Excerpted passage:
* * *

3.2.2. Cascading Residual blocks

The goal of cascading residual blocks is to extract user preferences from individual behaviors and also capture the cascading relations of user preferences among behaviors to comprehensively learn user preferences. The main idea is to take the basic features as the initialized user and item embeddings, and then continuously refine them by leveraging the behavioral features learned from each type of behavior. In the next, we will describe the residual block sequence in detail from its two functionalities.

Single behavior modeling. This part is to learn user preferences from a single behavior (i.e., behavioral features). In recent years, Graph Convolutional Networks (GCNs) (Ying et al., 2018; Wang et al., 2019; Liu et al., 2021, 2022; Wu et al., 2020) have shown a strong ability in learning from graph-structured data, and have demonstrated good recommendation performance. In order to mine the behavioral features contained in the historical interaction data, we employ neighborhood aggregation, which is an essential component in GCN. To be more specific, inspired by the recent advances of GCN-based recommendation (He et al., 2020), we aggregate the information from neighbors without nonlinear transformation. The information aggregated from neighbors intuitively reflects the user’s interests in the current behavior based on learning from high-order connectivity. The neighborhood aggregation for updating user node embeddings is formulated as follows:

(3)

* * *

Record excerpts:
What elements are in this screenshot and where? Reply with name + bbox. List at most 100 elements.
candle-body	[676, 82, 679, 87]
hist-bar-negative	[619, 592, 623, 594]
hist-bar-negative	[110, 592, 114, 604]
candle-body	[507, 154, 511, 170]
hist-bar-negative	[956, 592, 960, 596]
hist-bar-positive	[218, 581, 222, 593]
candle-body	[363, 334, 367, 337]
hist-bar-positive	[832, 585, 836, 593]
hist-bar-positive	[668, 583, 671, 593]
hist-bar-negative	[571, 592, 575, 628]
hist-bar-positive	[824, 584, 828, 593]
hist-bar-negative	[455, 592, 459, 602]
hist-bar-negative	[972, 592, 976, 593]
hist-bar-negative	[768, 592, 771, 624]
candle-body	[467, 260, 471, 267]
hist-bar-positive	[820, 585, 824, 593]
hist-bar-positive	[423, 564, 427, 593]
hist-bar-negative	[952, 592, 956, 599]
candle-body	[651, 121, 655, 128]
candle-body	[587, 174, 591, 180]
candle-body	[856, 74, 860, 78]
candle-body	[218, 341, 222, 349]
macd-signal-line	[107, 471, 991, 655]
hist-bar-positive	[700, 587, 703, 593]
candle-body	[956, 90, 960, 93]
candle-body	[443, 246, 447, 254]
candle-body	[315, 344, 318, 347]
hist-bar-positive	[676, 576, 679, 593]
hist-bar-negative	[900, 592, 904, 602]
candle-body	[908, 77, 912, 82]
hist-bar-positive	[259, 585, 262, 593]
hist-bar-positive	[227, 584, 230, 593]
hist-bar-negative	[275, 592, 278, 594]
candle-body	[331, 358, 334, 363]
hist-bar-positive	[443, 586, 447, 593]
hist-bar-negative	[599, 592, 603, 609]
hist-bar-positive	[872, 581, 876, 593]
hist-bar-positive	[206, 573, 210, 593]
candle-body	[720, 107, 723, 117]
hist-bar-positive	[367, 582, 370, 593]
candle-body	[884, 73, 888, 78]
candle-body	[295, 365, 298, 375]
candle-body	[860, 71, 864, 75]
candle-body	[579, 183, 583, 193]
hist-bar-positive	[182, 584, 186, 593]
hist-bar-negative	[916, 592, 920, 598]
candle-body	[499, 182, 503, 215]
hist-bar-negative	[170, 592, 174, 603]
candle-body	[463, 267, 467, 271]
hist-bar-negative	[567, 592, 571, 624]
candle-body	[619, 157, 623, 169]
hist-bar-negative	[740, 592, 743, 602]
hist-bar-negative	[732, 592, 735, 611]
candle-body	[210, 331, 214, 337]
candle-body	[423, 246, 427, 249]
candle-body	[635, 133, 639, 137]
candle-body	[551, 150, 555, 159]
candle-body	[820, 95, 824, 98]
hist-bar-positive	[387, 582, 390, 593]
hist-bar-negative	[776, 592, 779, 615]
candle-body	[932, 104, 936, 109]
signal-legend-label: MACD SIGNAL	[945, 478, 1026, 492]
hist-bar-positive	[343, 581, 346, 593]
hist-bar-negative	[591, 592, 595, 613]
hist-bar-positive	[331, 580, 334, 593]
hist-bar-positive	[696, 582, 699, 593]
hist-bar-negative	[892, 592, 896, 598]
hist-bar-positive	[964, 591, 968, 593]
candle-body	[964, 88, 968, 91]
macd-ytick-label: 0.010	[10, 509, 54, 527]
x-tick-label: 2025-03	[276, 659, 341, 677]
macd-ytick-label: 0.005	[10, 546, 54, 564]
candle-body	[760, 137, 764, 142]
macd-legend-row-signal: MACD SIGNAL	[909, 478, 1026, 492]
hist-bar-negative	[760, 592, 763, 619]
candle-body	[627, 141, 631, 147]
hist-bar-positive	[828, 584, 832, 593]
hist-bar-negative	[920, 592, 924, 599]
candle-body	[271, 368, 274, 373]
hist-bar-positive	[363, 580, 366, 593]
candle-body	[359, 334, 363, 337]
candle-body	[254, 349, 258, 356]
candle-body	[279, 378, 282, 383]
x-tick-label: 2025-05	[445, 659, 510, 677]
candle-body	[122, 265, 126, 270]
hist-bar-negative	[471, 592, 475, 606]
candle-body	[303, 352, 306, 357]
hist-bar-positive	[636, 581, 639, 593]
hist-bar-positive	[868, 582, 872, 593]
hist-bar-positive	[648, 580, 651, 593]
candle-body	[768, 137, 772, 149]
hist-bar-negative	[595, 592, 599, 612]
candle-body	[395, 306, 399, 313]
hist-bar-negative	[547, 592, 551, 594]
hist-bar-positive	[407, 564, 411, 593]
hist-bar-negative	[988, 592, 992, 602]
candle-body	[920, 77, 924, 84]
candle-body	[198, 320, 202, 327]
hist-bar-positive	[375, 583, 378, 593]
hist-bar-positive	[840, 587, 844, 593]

* * *

Exercise set:
[1] Answer each question about the cascading residual blocks section:
(a) What are the basic features taken as at the start?
(b) Which essential component of GCN is employed to mine behavioral features from historical interaction data?
(c) Neighbor information is aggregated without what?
[2] Output part of the cascading residual blocks section word for word. Begin at the words "The goal of" and stop after the words "its two functionalities.".
[3] Write the next part of the cascading residual blocks section, picking up from its last line.

The results:
[1]
(a) The initialized user and item embeddings.
(b) Neighborhood aggregation.
(c) Nonlinear transformation.

[2]
The goal of cascading residual blocks is to extract user preferences from individual behaviors and also capture the cascading relations of user preferences among behaviors to comprehensively learn user preferences. The main idea is to take the basic features as the initialized user and item embeddings, and then continuously refine them by leveraging the behavioral features learned from each type of behavior. In the next, we will describe the residual block sequence in detail from its two functionalities.

[3]
\boldsymbol{e}_{u}^{(l)}=\textbf{AGG}(\{\boldsymbol{e}_{i}^{(l-1)}:i\in N_{u}\}),

where AGG denotes the aggregation function, which aggregates the information from neighboring nodes of the user $u$ ; and $\boldsymbol{e}_{i}^{(l-1)}$ denotes the item embedding of neighboring node of the user $u$ from the (l-1)-th layer. Here $e_{u}^{(l)}$ denotes the user embedding in the l-th layer, and $N_{u}$ denotes the set of items that are interacted with by the user $u$ . The embeddings of item nodes are updated in the same way. For simplicity, the aggregation function in standard GCN (Kipf and Welling, 2017) is adopted in our implementation, namely:

(4)		$\displaystyle\boldsymbol{e}_{u}^{(l)}$	$\displaystyle=\sum_{i\in N_{u}}\frac{1}{\sqrt{\left\lvert N_{u}\right\rvert}\sqrt{\left\lvert N_{i}\right\rvert}}\boldsymbol{e}_{i}^{(l-1)},$
(4)		$\displaystyle\boldsymbol{e}_{i}^{(l)}$	$\displaystyle=\sum_{u\in N_{i}}\frac{1}{\sqrt{\left\lvert N_{i}\right\rvert}\sqrt{\left\lvert N_{u}\right\rvert}}\boldsymbol{e}_{u}^{(l-1)},$

where $\frac{1}{\sqrt{\left\lvert N_{u}\right\rvert}\sqrt{\left\lvert N_{i}\right\rvert}}$ denotes the normalization coefficient, $\boldsymbol{e}_{u}^{(l-1)}$ ( ${\boldsymbol{e}_{i}^{(l-1)}}$ ) denotes the user (item) outputs from the (l-1)-th layer, $e_{u}^{(l)}$ and $e_{i}^{(l)}$ are the final output of the GCN (i.e., behavioral features). when $l=1$ , $e_{u}^{0}$ and $e_{i}^{0}$ denote the input of the GCN, respectively. For the convenience of the description below, we define the final output of GCN as $e^{\prime}_{u}$ and $e^{\prime}_{i}$ (i.e., $e^{\prime}_{u}=e_{u}^{(l)},e^{\prime}_{i}=e_{i}^{(l)}$ ).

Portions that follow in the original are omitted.